_Request_
Quote the records that follow in full, leaving the pictures out.

_Available records_
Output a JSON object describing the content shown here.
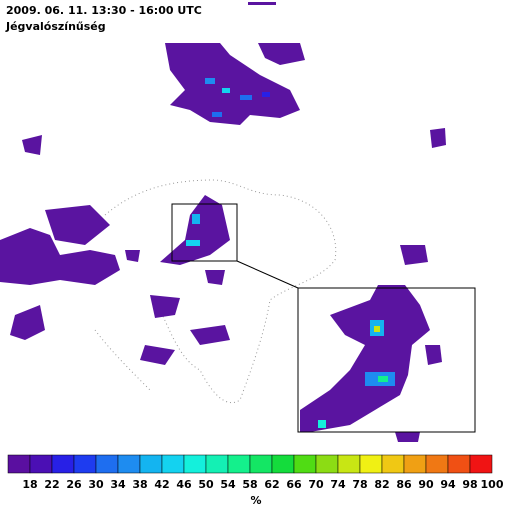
{
  "title": "2009. 06. 11. 13:30 - 16:00 UTC",
  "subtitle": "Jégvalószínűség",
  "legend": {
    "colors": [
      "#5a0fa0",
      "#4b0fb4",
      "#2820e6",
      "#1e3cf0",
      "#1e6ef0",
      "#1e8cf0",
      "#14b4f0",
      "#14d2f0",
      "#14f0dc",
      "#14f0b4",
      "#14f08c",
      "#14e664",
      "#14dc3c",
      "#50dc14",
      "#8cdc14",
      "#c8e614",
      "#f0f014",
      "#f0c814",
      "#f0a014",
      "#f07814",
      "#f05014",
      "#f01414"
    ],
    "ticks": [
      18,
      22,
      26,
      30,
      34,
      38,
      42,
      46,
      50,
      54,
      58,
      62,
      66,
      70,
      74,
      78,
      82,
      86,
      90,
      94,
      98,
      100
    ],
    "unit": "%"
  }
}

_Task response_
Output a JSON object describing the content shown here.
{
  "title": "2009. 06. 11. 13:30 - 16:00 UTC",
  "subtitle": "Jégvalószínűség",
  "legend": {
    "colors": [
      "#5a0fa0",
      "#4b0fb4",
      "#2820e6",
      "#1e3cf0",
      "#1e6ef0",
      "#1e8cf0",
      "#14b4f0",
      "#14d2f0",
      "#14f0dc",
      "#14f0b4",
      "#14f08c",
      "#14e664",
      "#14dc3c",
      "#50dc14",
      "#8cdc14",
      "#c8e614",
      "#f0f014",
      "#f0c814",
      "#f0a014",
      "#f07814",
      "#f05014",
      "#f01414"
    ],
    "ticks": [
      18,
      22,
      26,
      30,
      34,
      38,
      42,
      46,
      50,
      54,
      58,
      62,
      66,
      70,
      74,
      78,
      82,
      86,
      90,
      94,
      98,
      100
    ],
    "unit": "%"
  }
}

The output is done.